*Work required*. How many lines of the material below contain the string "this"? Answer with the number and nothing else.

*Stored rows*.
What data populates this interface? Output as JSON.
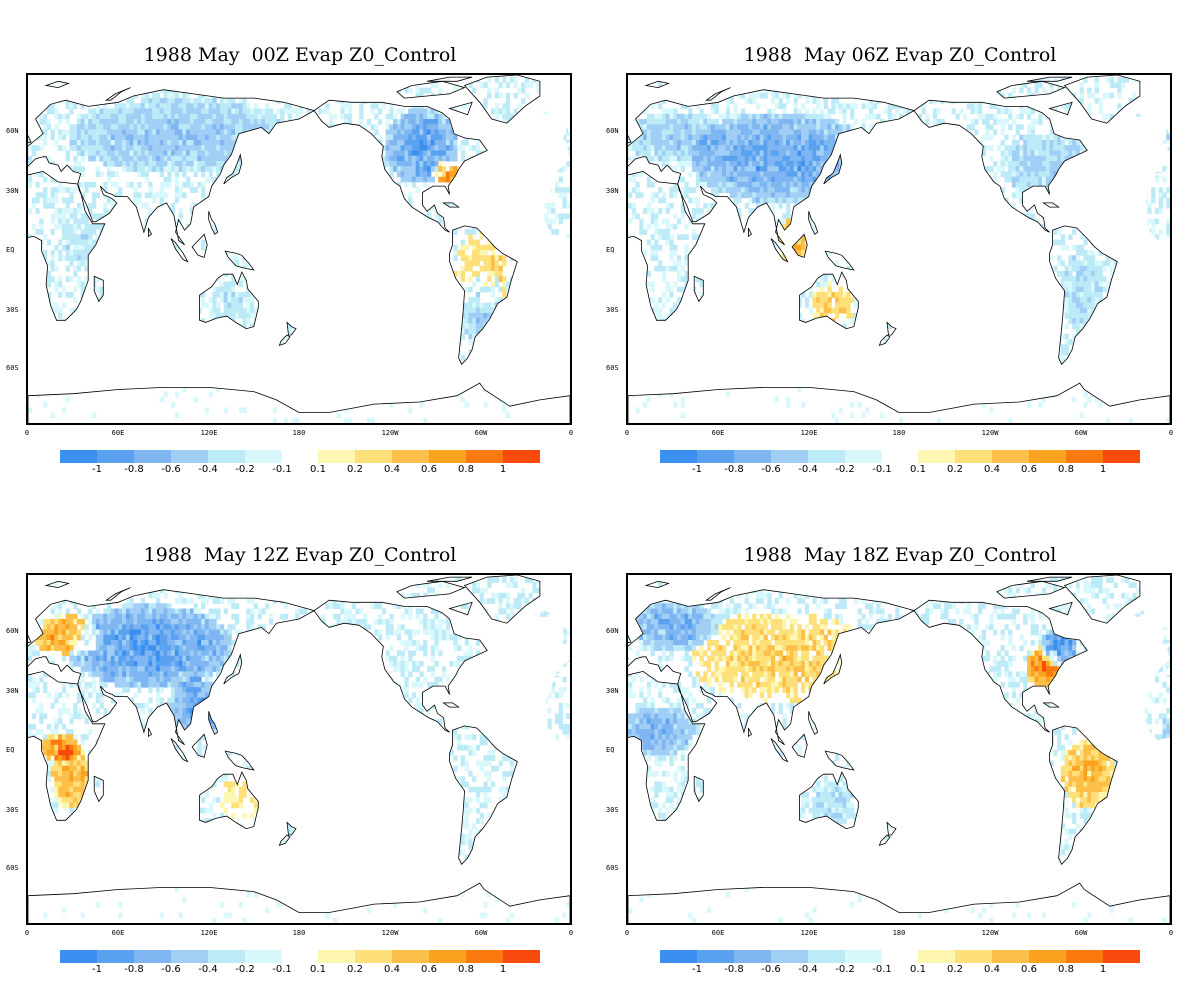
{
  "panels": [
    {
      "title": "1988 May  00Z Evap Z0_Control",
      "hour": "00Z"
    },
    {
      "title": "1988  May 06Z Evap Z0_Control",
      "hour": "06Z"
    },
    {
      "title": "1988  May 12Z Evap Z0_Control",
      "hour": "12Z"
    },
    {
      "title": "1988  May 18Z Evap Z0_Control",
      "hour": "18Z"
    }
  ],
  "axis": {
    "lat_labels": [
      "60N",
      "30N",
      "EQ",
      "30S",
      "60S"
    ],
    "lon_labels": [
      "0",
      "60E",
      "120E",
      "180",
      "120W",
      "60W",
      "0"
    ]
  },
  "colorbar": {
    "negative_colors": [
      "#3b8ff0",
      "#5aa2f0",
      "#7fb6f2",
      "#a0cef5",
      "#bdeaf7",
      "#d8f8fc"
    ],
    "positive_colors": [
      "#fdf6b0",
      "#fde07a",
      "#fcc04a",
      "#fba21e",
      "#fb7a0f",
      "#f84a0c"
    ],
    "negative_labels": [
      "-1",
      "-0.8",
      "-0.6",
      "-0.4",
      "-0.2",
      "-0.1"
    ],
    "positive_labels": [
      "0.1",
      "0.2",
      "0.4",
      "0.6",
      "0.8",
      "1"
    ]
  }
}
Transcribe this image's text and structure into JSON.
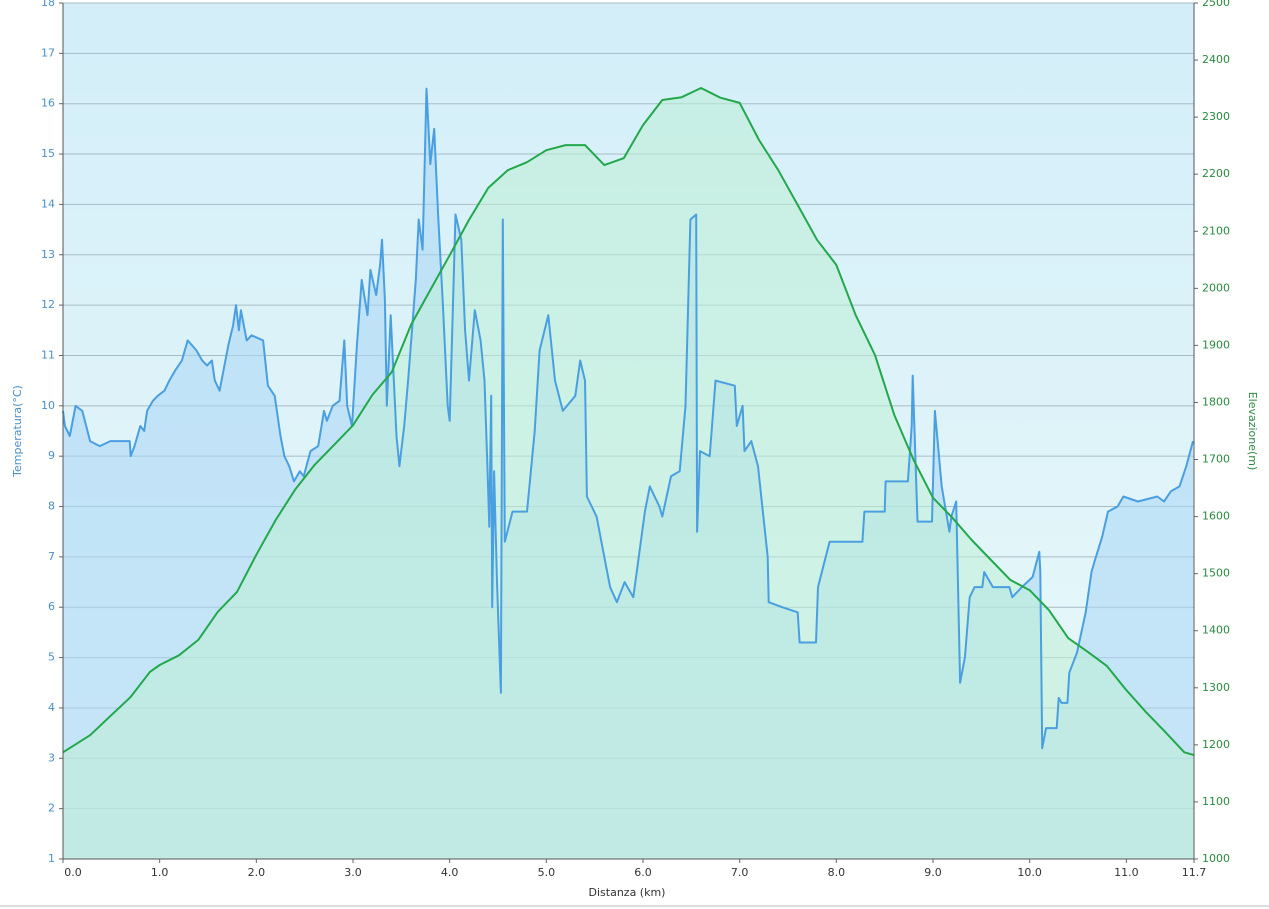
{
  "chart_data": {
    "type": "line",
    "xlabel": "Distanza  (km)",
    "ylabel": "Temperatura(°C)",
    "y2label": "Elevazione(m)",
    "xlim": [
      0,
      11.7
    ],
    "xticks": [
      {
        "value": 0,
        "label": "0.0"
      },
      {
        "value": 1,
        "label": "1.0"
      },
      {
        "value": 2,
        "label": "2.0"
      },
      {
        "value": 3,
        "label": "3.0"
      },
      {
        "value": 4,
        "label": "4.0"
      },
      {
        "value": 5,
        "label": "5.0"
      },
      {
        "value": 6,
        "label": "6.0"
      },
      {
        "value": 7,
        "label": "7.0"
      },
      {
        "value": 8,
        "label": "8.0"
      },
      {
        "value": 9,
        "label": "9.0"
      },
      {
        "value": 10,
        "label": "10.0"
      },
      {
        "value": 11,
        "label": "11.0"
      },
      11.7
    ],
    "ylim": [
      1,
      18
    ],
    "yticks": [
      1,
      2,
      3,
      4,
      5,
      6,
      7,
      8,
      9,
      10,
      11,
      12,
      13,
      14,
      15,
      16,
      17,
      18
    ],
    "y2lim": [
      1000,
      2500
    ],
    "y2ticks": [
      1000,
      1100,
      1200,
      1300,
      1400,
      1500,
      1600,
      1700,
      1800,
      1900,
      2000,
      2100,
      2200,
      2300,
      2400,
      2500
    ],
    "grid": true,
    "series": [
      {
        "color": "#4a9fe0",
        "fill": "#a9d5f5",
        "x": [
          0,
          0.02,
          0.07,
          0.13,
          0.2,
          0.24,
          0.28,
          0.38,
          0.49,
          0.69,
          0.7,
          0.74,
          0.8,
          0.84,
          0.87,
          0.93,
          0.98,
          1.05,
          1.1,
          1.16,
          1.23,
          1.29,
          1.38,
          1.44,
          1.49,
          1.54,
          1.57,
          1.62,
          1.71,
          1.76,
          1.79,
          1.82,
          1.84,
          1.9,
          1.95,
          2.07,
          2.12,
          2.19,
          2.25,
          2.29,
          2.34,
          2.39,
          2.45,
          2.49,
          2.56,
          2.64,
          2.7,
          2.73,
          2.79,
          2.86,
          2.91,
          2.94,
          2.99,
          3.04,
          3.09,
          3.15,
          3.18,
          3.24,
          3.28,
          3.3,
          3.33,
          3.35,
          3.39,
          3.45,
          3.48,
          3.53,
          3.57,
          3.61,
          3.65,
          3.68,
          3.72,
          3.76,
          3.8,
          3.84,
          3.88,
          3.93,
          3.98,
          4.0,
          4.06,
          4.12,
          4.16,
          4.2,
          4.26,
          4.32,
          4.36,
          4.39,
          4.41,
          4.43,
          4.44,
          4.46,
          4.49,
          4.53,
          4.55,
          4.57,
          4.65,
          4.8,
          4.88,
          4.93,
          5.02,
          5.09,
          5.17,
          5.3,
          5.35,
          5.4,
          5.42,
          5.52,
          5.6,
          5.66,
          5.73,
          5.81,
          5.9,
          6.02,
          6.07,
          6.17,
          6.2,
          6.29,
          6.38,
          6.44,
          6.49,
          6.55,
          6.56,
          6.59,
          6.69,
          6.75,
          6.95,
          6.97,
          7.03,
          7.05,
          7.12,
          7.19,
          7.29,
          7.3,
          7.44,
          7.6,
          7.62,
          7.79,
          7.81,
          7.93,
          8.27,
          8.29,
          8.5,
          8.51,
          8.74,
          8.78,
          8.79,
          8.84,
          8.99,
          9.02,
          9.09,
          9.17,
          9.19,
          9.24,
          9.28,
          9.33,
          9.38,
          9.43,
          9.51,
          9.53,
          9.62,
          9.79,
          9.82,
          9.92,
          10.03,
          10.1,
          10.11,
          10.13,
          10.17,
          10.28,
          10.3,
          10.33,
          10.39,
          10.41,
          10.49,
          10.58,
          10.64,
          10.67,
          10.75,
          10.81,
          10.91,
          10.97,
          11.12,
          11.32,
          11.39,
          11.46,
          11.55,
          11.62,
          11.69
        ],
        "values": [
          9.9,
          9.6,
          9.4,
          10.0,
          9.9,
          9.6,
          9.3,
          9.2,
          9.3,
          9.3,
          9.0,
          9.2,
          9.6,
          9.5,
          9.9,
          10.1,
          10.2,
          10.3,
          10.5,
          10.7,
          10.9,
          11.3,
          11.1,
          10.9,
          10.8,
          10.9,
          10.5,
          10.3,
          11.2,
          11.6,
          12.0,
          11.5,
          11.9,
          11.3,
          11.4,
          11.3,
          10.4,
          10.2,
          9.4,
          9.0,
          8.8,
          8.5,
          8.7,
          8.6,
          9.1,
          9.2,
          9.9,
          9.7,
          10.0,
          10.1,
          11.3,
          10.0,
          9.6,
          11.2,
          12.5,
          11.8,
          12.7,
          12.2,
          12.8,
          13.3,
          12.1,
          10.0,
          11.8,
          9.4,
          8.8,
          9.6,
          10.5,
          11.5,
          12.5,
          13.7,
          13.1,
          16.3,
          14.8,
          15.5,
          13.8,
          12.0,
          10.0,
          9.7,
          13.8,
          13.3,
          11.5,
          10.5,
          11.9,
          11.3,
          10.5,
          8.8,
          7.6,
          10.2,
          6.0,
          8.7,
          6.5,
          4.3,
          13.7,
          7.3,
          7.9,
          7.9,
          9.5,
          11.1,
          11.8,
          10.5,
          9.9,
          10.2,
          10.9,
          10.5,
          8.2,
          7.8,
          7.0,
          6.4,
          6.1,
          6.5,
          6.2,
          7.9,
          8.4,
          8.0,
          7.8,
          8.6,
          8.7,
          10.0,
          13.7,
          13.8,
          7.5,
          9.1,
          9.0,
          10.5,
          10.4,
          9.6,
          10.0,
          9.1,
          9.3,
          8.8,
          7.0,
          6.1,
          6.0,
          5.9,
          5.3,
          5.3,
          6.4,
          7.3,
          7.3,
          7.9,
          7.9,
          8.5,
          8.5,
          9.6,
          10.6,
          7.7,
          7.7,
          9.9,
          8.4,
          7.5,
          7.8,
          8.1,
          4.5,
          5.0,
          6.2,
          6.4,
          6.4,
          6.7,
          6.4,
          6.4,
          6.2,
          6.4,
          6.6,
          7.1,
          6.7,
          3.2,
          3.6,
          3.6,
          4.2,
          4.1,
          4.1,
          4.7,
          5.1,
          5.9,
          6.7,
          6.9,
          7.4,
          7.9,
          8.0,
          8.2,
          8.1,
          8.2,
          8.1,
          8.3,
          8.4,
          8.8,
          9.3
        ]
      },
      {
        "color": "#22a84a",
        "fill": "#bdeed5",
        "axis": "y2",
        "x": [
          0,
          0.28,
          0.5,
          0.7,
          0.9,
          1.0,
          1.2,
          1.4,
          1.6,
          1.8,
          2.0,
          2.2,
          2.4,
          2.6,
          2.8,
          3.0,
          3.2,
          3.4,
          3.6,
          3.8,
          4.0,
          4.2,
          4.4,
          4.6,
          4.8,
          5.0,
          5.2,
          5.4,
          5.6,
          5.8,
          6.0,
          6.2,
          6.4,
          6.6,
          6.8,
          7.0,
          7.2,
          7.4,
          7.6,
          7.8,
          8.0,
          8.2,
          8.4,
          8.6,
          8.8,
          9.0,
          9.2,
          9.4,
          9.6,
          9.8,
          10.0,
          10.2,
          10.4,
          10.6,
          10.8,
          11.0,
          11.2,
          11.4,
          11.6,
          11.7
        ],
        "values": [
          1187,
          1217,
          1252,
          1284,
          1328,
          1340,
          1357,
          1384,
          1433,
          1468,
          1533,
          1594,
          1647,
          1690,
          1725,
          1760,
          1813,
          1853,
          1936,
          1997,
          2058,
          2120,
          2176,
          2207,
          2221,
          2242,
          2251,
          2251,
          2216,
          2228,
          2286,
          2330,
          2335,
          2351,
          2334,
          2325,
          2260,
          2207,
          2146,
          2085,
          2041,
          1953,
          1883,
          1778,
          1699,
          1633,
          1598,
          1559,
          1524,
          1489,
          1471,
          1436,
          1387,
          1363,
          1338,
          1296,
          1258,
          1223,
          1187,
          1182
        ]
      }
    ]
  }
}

*Solution*. 2